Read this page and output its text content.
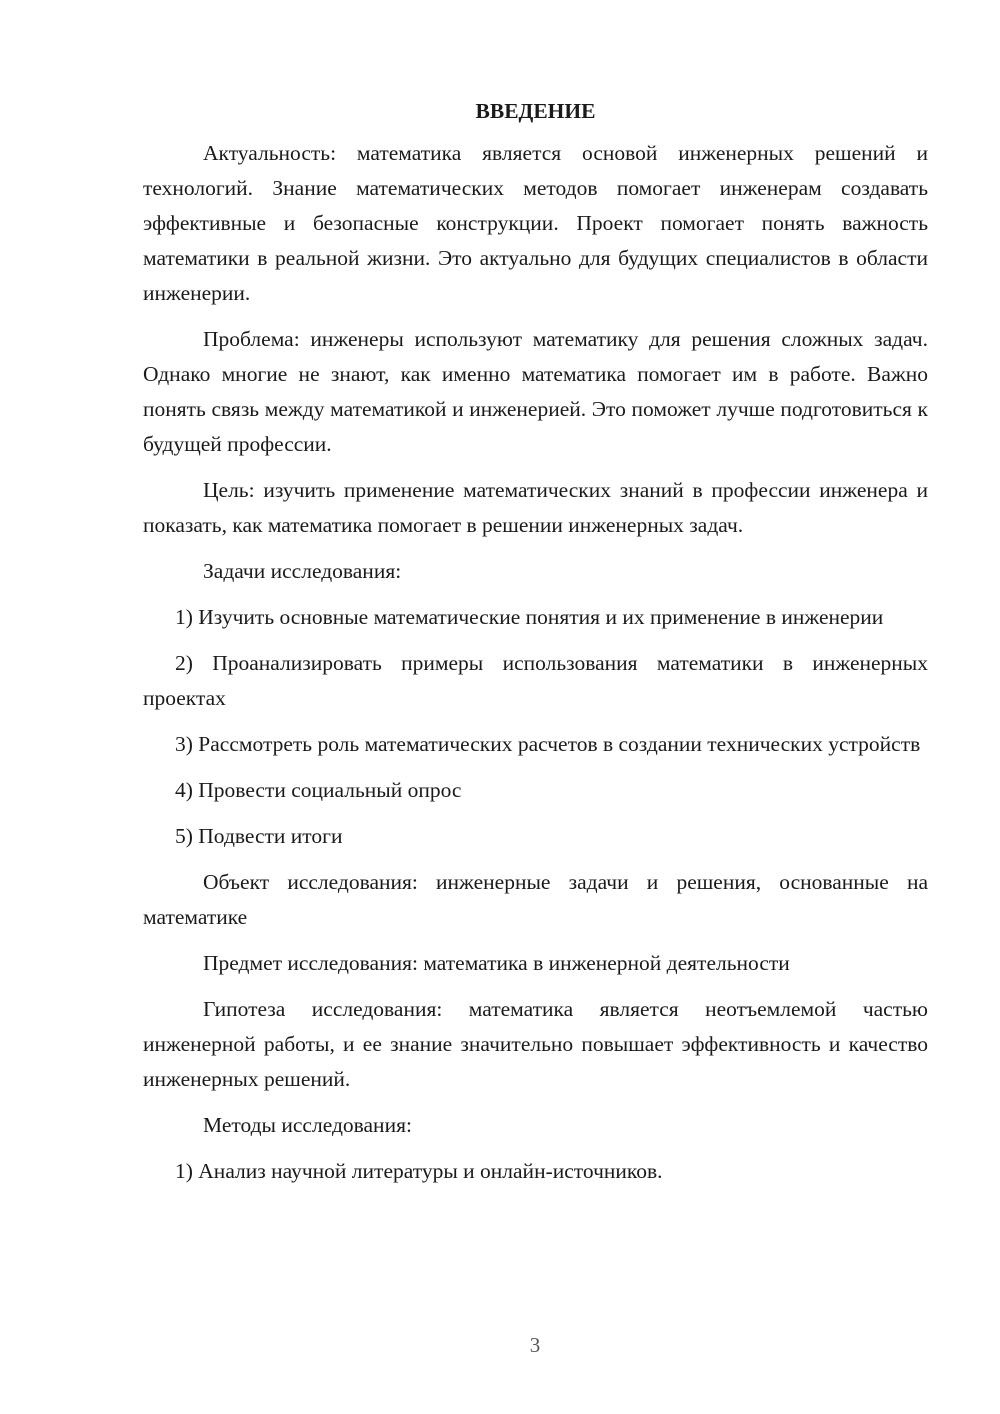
ВВЕДЕНИЕ

Актуальность: математика является основой инженерных решений и технологий. Знание математических методов помогает инженерам создавать эффективные и безопасные конструкции. Проект помогает понять важность математики в реальной жизни. Это актуально для будущих специалистов в области инженерии.

Проблема: инженеры используют математику для решения сложных задач. Однако многие не знают, как именно математика помогает им в работе. Важно понять связь между математикой и инженерией. Это поможет лучше подготовиться к будущей профессии.

Цель: изучить применение математических знаний в профессии инженера и показать, как математика помогает в решении инженерных задач.

Задачи исследования:

1) Изучить основные математические понятия и их применение в инженерии

2) Проанализировать примеры использования математики в инженерных проектах

3) Рассмотреть роль математических расчетов в создании технических устройств

4) Провести социальный опрос

5) Подвести итоги

Объект исследования: инженерные задачи и решения, основанные на математике

Предмет исследования: математика в инженерной деятельности

Гипотеза исследования: математика является неотъемлемой частью инженерной работы, и ее знание значительно повышает эффективность и качество инженерных решений.

Методы исследования:

1) Анализ научной литературы и онлайн-источников.

3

-.-.-

Show every line that contains the word "понять".

Актуальность: математика является основой инженерных решений и технологий. Знание математических методов помогает инженерам создавать эффективные и безопасные конструкции. Проект помогает понять важность математики в реальной жизни. Это актуально для будущих специалистов в области инженерии.
Проблема: инженеры используют математику для решения сложных задач. Однако многие не знают, как именно математика помогает им в работе. Важно понять связь между математикой и инженерией. Это поможет лучше подготовиться к будущей профессии.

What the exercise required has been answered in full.